Required work:
Check each line of the listing, and copy it if it contains the word "title".

Records supplied:
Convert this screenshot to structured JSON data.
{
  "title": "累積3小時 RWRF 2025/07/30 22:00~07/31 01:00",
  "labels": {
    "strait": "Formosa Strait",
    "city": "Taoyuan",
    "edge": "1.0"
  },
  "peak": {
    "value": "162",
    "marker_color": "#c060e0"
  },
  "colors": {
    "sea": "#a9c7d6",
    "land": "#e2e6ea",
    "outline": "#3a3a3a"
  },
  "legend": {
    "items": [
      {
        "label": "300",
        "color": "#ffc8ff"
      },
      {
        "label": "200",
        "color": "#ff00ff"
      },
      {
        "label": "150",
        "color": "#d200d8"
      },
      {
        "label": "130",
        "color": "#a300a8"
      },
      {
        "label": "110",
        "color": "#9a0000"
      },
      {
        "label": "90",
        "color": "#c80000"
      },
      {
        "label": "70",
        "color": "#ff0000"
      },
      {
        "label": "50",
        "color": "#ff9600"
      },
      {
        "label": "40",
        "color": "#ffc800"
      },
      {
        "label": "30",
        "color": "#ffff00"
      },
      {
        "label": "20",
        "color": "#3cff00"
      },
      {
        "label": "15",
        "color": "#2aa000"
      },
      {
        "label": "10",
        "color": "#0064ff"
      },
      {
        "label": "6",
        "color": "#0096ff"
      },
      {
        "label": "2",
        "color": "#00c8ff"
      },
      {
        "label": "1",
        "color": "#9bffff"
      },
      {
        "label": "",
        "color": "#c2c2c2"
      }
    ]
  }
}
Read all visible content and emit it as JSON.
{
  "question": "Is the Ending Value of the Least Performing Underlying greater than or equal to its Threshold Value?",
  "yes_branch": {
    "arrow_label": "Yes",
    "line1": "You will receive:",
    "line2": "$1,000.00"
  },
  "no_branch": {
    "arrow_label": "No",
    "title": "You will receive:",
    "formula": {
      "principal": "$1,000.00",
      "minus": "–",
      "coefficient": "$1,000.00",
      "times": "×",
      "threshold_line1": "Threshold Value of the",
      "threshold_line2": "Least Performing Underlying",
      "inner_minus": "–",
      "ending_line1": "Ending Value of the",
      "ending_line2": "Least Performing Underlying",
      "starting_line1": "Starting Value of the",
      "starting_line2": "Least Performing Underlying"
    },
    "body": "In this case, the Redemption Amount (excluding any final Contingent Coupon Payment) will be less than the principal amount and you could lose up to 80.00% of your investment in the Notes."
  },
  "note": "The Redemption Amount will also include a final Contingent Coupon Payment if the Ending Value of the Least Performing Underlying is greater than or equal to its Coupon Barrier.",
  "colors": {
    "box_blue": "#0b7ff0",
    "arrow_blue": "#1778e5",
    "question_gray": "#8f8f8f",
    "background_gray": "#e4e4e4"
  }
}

Solution:
  "title": "累積3小時 RWRF 2025/07/30 22:00~07/31 01:00",
    "title": "You will receive:",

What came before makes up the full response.